* AIM:
Starting at the line that contains "What does this", retype each line to the end of the listing below. Include both ends, but not the pictures.

* LISTED RECORDS:
»»

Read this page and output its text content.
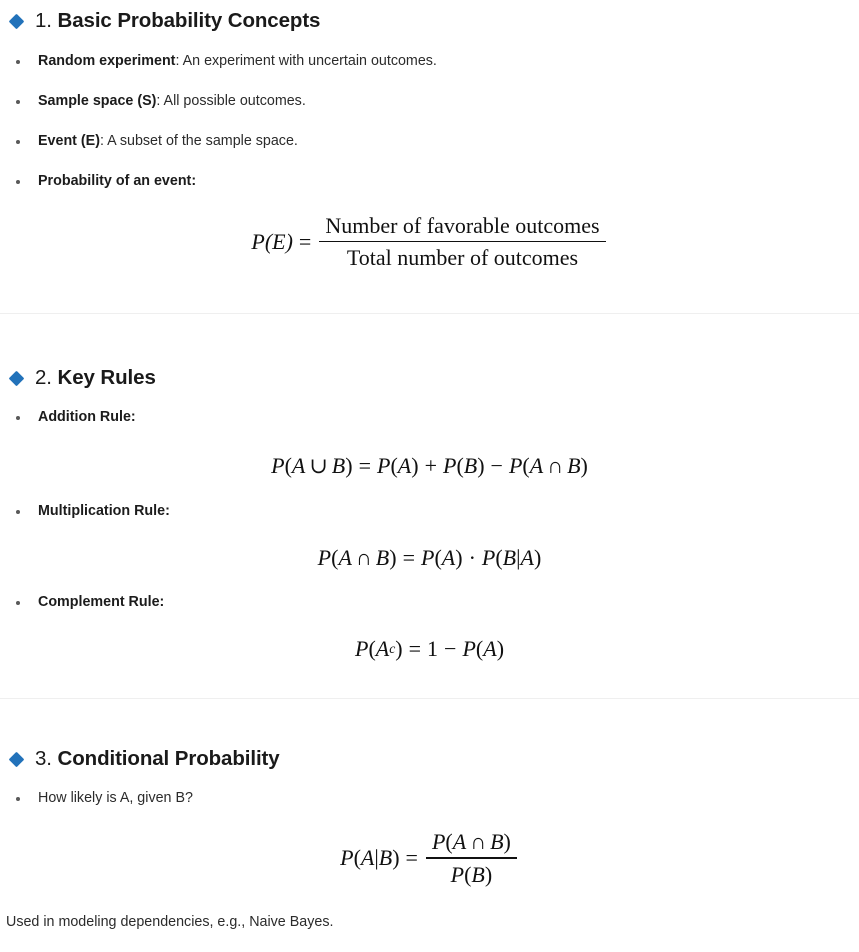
1. Basic Probability Concepts
Random experiment: An experiment with uncertain outcomes.
Sample space (S): All possible outcomes.
Event (E): A subset of the sample space.
Probability of an event:
$P(E) = \frac{\text{Number of favorable outcomes}}{\text{Total number of outcomes}}$
2. Key Rules
Addition Rule:
P ( A ∪ B ) = P ( A ) + P ( B ) − P ( A ∩ B )
Multiplication Rule:
P ( A ∩ B ) = P ( A ) · P ( B | A )
Complement Rule:
P ( A c ) = 1 − P ( A )
3. Conditional Probability
How likely is A, given B?
P ( A | B ) = $\frac{P(A \cap B)}{P(B)}$
Used in modeling dependencies, e.g., Naive Bayes.
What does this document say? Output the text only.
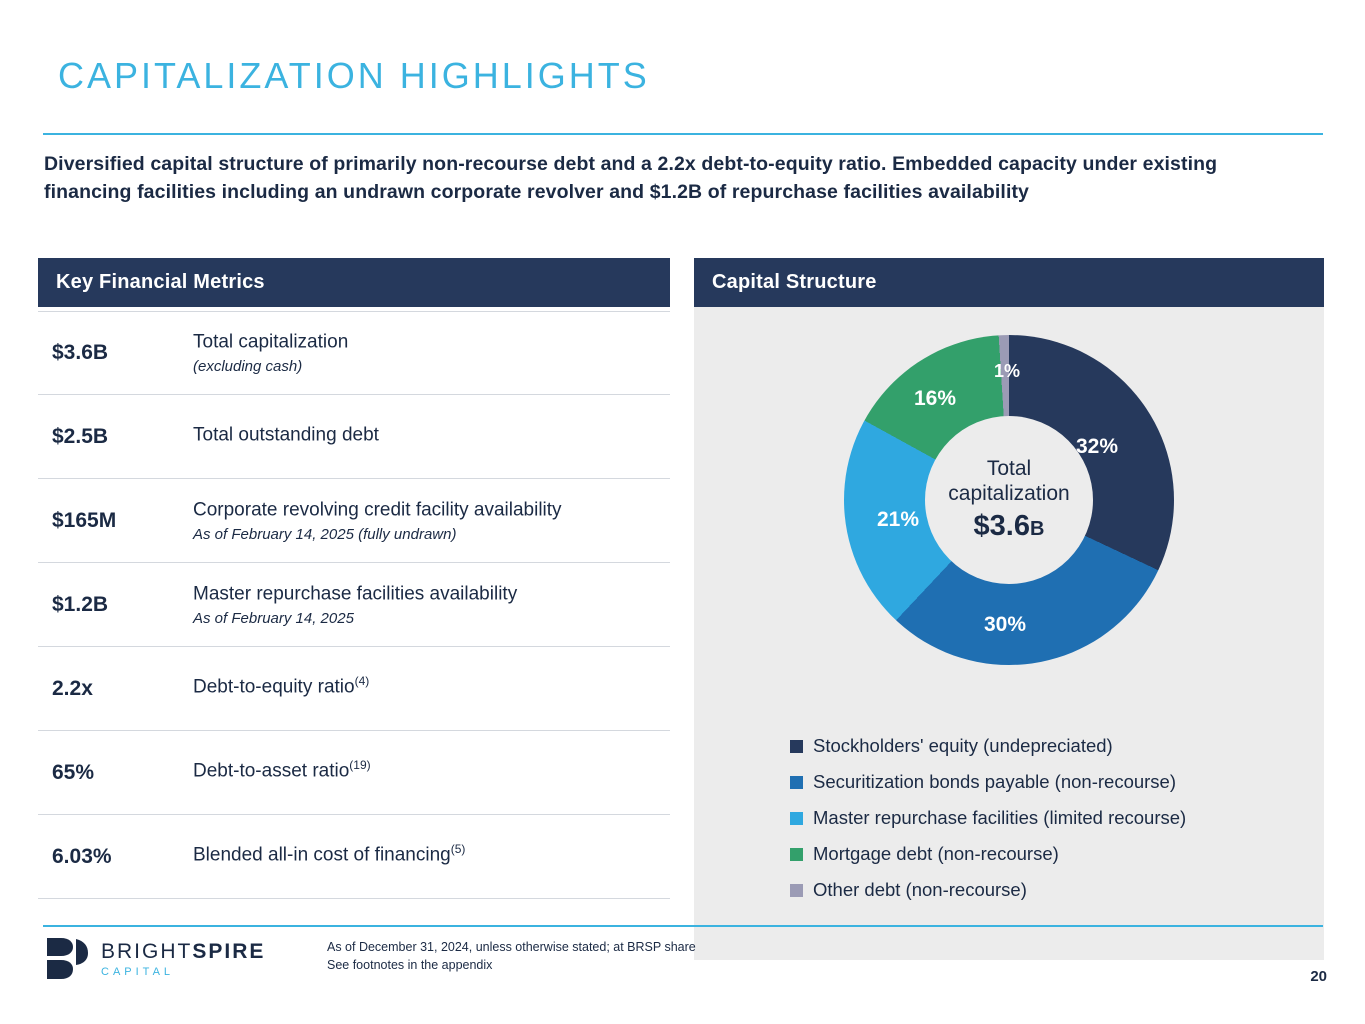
CAPITALIZATION HIGHLIGHTS
Diversified capital structure of primarily non-recourse debt and a 2.2x debt-to-equity ratio. Embedded capacity under existing financing facilities including an undrawn corporate revolver and $1.2B of repurchase facilities availability
Key Financial Metrics
$3.6B	Total capitalization
(excluding cash)
$2.5B	Total outstanding debt
$165M	Corporate revolving credit facility availability
As of February 14, 2025 (fully undrawn)
$1.2B	Master repurchase facilities availability
As of February 14, 2025
2.2x	Debt-to-equity ratio$^{(4)}$
65%	Debt-to-asset ratio$^{(19)}$
6.03%	Blended all-in cost of financing$^{(5)}$
Capital Structure
Total capitalization
$3.6B
32%
30%
21%
16%
1%
Stockholders' equity (undepreciated)
Securitization bonds payable (non-recourse)
Master repurchase facilities (limited recourse)
Mortgage debt (non-recourse)
Other debt (non-recourse)
BRIGHTSPIRE
CAPITAL
As of December 31, 2024, unless otherwise stated; at BRSP share
See footnotes in the appendix
20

««

* TASK SOLUTION:
What does this document say? Output the text only.
CAPITALIZATION HIGHLIGHTS
Diversified capital structure of primarily non-recourse debt and a 2.2x debt-to-equity ratio. Embedded capacity under existing financing facilities including an undrawn corporate revolver and $1.2B of repurchase facilities availability
Key Financial Metrics
$3.6B	Total capitalization
(excluding cash)
$2.5B	Total outstanding debt
$165M	Corporate revolving credit facility availability
As of February 14, 2025 (fully undrawn)
$1.2B	Master repurchase facilities availability
As of February 14, 2025
2.2x	Debt-to-equity ratio$^{(4)}$
65%	Debt-to-asset ratio$^{(19)}$
6.03%	Blended all-in cost of financing$^{(5)}$
Capital Structure
Total capitalization
$3.6B
32%
30%
21%
16%
1%
Stockholders' equity (undepreciated)
Securitization bonds payable (non-recourse)
Master repurchase facilities (limited recourse)
Mortgage debt (non-recourse)
Other debt (non-recourse)
BRIGHTSPIRE
CAPITAL
As of December 31, 2024, unless otherwise stated; at BRSP share
See footnotes in the appendix
20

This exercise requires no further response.